▶ **EXERCISE DIRECTIONS**
Copy the material that follows word for word and omit its pictures.

▶ **LISTING**
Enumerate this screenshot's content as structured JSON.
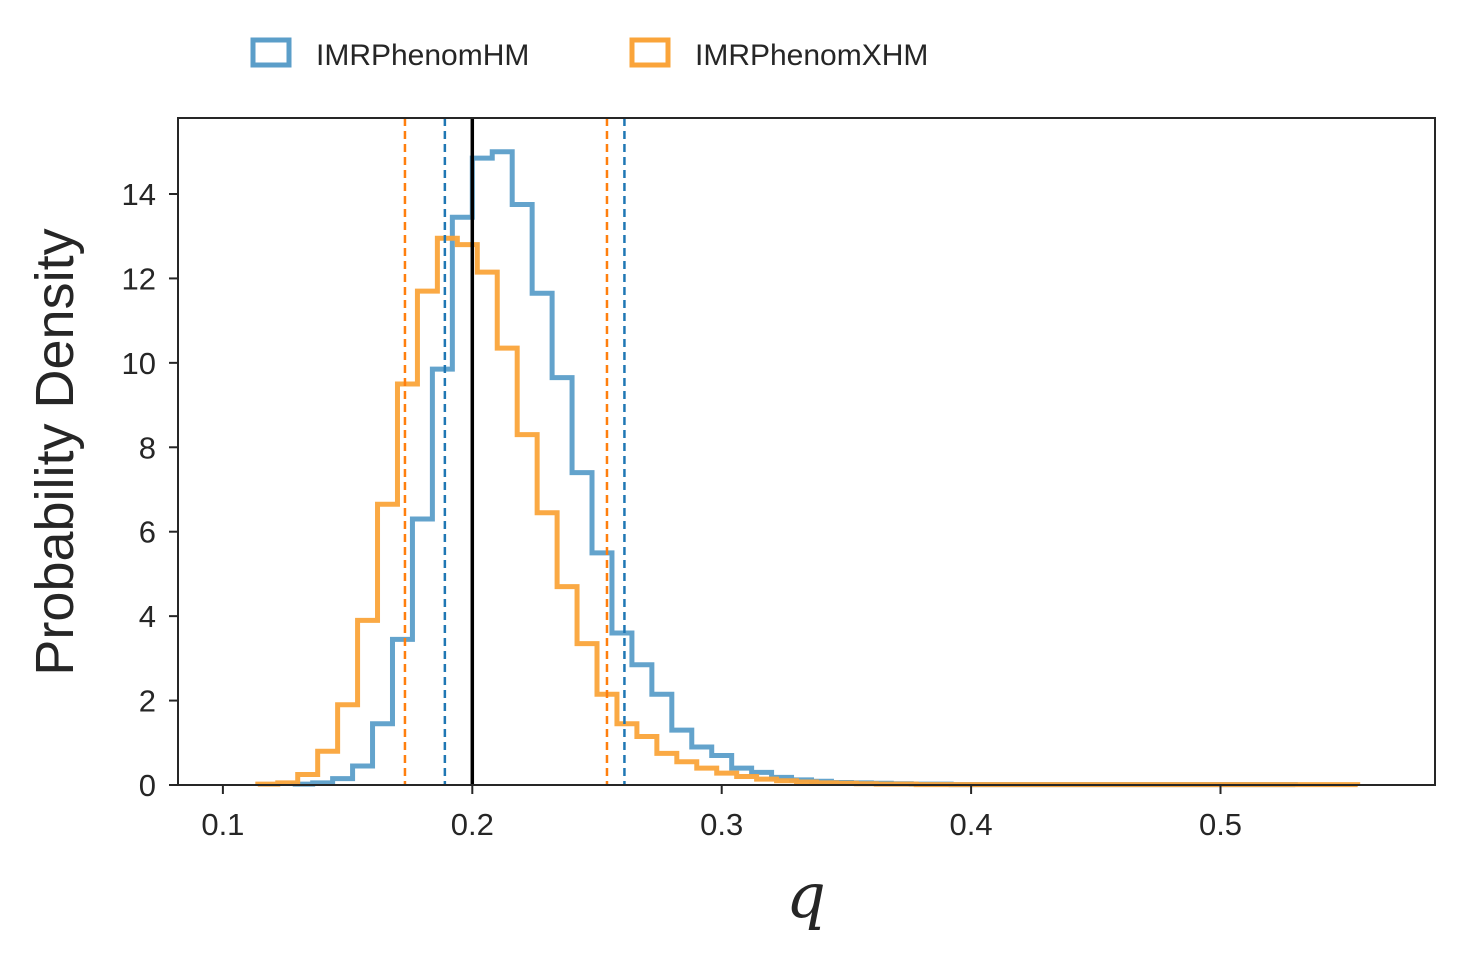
{
  "chart_data": {
    "type": "histogram",
    "title": "",
    "xlabel": "q",
    "ylabel": "Probability Density",
    "xlim": [
      0.082,
      0.586
    ],
    "ylim": [
      0,
      15.8
    ],
    "xticks": [
      0.1,
      0.2,
      0.3,
      0.4,
      0.5
    ],
    "xtick_labels": [
      "0.1",
      "0.2",
      "0.3",
      "0.4",
      "0.5"
    ],
    "yticks": [
      0,
      2,
      4,
      6,
      8,
      10,
      12,
      14
    ],
    "ytick_labels": [
      "0",
      "2",
      "4",
      "6",
      "8",
      "10",
      "12",
      "14"
    ],
    "grid": false,
    "legend_position": "top-left, above axes",
    "series": [
      {
        "name": "IMRPhenomHM",
        "color": "#5b9ec9",
        "bin_edges": [
          0.128,
          0.136,
          0.144,
          0.152,
          0.16,
          0.168,
          0.176,
          0.184,
          0.192,
          0.2,
          0.208,
          0.216,
          0.224,
          0.232,
          0.24,
          0.248,
          0.256,
          0.264,
          0.272,
          0.28,
          0.288,
          0.296,
          0.304,
          0.312,
          0.32,
          0.328,
          0.336,
          0.344,
          0.352,
          0.36,
          0.368,
          0.376,
          0.384,
          0.392,
          0.4,
          0.53
        ],
        "densities": [
          0.02,
          0.05,
          0.15,
          0.45,
          1.45,
          3.45,
          6.3,
          9.85,
          13.45,
          14.85,
          15.0,
          13.75,
          11.65,
          9.65,
          7.4,
          5.5,
          3.6,
          2.85,
          2.15,
          1.3,
          0.9,
          0.7,
          0.4,
          0.3,
          0.18,
          0.12,
          0.09,
          0.06,
          0.05,
          0.04,
          0.03,
          0.02,
          0.02,
          0.01,
          0.01
        ],
        "ci_lower": 0.189,
        "ci_upper": 0.261
      },
      {
        "name": "IMRPhenomXHM",
        "color": "#faa43a",
        "bin_edges": [
          0.114,
          0.122,
          0.13,
          0.138,
          0.146,
          0.154,
          0.162,
          0.17,
          0.178,
          0.186,
          0.194,
          0.202,
          0.21,
          0.218,
          0.226,
          0.234,
          0.242,
          0.25,
          0.258,
          0.266,
          0.274,
          0.282,
          0.29,
          0.298,
          0.306,
          0.314,
          0.322,
          0.33,
          0.338,
          0.346,
          0.354,
          0.362,
          0.37,
          0.378,
          0.386,
          0.394,
          0.555
        ],
        "densities": [
          0.02,
          0.05,
          0.25,
          0.8,
          1.9,
          3.9,
          6.65,
          9.5,
          11.7,
          12.95,
          12.8,
          12.15,
          10.35,
          8.3,
          6.45,
          4.7,
          3.35,
          2.15,
          1.45,
          1.15,
          0.75,
          0.55,
          0.4,
          0.28,
          0.2,
          0.14,
          0.1,
          0.07,
          0.05,
          0.04,
          0.03,
          0.02,
          0.02,
          0.01,
          0.01,
          0.01
        ],
        "ci_lower": 0.173,
        "ci_upper": 0.254
      }
    ],
    "vertical_lines": [
      {
        "x": 0.2,
        "color": "#000000",
        "style": "solid",
        "meaning": "true value"
      },
      {
        "x": 0.173,
        "color": "#ff7f0e",
        "style": "dashed"
      },
      {
        "x": 0.254,
        "color": "#ff7f0e",
        "style": "dashed"
      },
      {
        "x": 0.189,
        "color": "#1f77b4",
        "style": "dashed"
      },
      {
        "x": 0.261,
        "color": "#1f77b4",
        "style": "dashed"
      }
    ]
  },
  "legend": {
    "items": [
      {
        "label": "IMRPhenomHM",
        "color": "#5b9ec9"
      },
      {
        "label": "IMRPhenomXHM",
        "color": "#faa43a"
      }
    ]
  },
  "colors": {
    "axis": "#262626",
    "background": "#ffffff"
  }
}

▶ **REPLY**
Enumerate this screenshot's content as structured JSON.
{
  "chart_data": {
    "type": "histogram",
    "title": "",
    "xlabel": "q",
    "ylabel": "Probability Density",
    "xlim": [
      0.082,
      0.586
    ],
    "ylim": [
      0,
      15.8
    ],
    "xticks": [
      0.1,
      0.2,
      0.3,
      0.4,
      0.5
    ],
    "xtick_labels": [
      "0.1",
      "0.2",
      "0.3",
      "0.4",
      "0.5"
    ],
    "yticks": [
      0,
      2,
      4,
      6,
      8,
      10,
      12,
      14
    ],
    "ytick_labels": [
      "0",
      "2",
      "4",
      "6",
      "8",
      "10",
      "12",
      "14"
    ],
    "grid": false,
    "legend_position": "top-left, above axes",
    "series": [
      {
        "name": "IMRPhenomHM",
        "color": "#5b9ec9",
        "bin_edges": [
          0.128,
          0.136,
          0.144,
          0.152,
          0.16,
          0.168,
          0.176,
          0.184,
          0.192,
          0.2,
          0.208,
          0.216,
          0.224,
          0.232,
          0.24,
          0.248,
          0.256,
          0.264,
          0.272,
          0.28,
          0.288,
          0.296,
          0.304,
          0.312,
          0.32,
          0.328,
          0.336,
          0.344,
          0.352,
          0.36,
          0.368,
          0.376,
          0.384,
          0.392,
          0.4,
          0.53
        ],
        "densities": [
          0.02,
          0.05,
          0.15,
          0.45,
          1.45,
          3.45,
          6.3,
          9.85,
          13.45,
          14.85,
          15.0,
          13.75,
          11.65,
          9.65,
          7.4,
          5.5,
          3.6,
          2.85,
          2.15,
          1.3,
          0.9,
          0.7,
          0.4,
          0.3,
          0.18,
          0.12,
          0.09,
          0.06,
          0.05,
          0.04,
          0.03,
          0.02,
          0.02,
          0.01,
          0.01
        ],
        "ci_lower": 0.189,
        "ci_upper": 0.261
      },
      {
        "name": "IMRPhenomXHM",
        "color": "#faa43a",
        "bin_edges": [
          0.114,
          0.122,
          0.13,
          0.138,
          0.146,
          0.154,
          0.162,
          0.17,
          0.178,
          0.186,
          0.194,
          0.202,
          0.21,
          0.218,
          0.226,
          0.234,
          0.242,
          0.25,
          0.258,
          0.266,
          0.274,
          0.282,
          0.29,
          0.298,
          0.306,
          0.314,
          0.322,
          0.33,
          0.338,
          0.346,
          0.354,
          0.362,
          0.37,
          0.378,
          0.386,
          0.394,
          0.555
        ],
        "densities": [
          0.02,
          0.05,
          0.25,
          0.8,
          1.9,
          3.9,
          6.65,
          9.5,
          11.7,
          12.95,
          12.8,
          12.15,
          10.35,
          8.3,
          6.45,
          4.7,
          3.35,
          2.15,
          1.45,
          1.15,
          0.75,
          0.55,
          0.4,
          0.28,
          0.2,
          0.14,
          0.1,
          0.07,
          0.05,
          0.04,
          0.03,
          0.02,
          0.02,
          0.01,
          0.01,
          0.01
        ],
        "ci_lower": 0.173,
        "ci_upper": 0.254
      }
    ],
    "vertical_lines": [
      {
        "x": 0.2,
        "color": "#000000",
        "style": "solid",
        "meaning": "true value"
      },
      {
        "x": 0.173,
        "color": "#ff7f0e",
        "style": "dashed"
      },
      {
        "x": 0.254,
        "color": "#ff7f0e",
        "style": "dashed"
      },
      {
        "x": 0.189,
        "color": "#1f77b4",
        "style": "dashed"
      },
      {
        "x": 0.261,
        "color": "#1f77b4",
        "style": "dashed"
      }
    ]
  },
  "legend": {
    "items": [
      {
        "label": "IMRPhenomHM",
        "color": "#5b9ec9"
      },
      {
        "label": "IMRPhenomXHM",
        "color": "#faa43a"
      }
    ]
  },
  "colors": {
    "axis": "#262626",
    "background": "#ffffff"
  }
}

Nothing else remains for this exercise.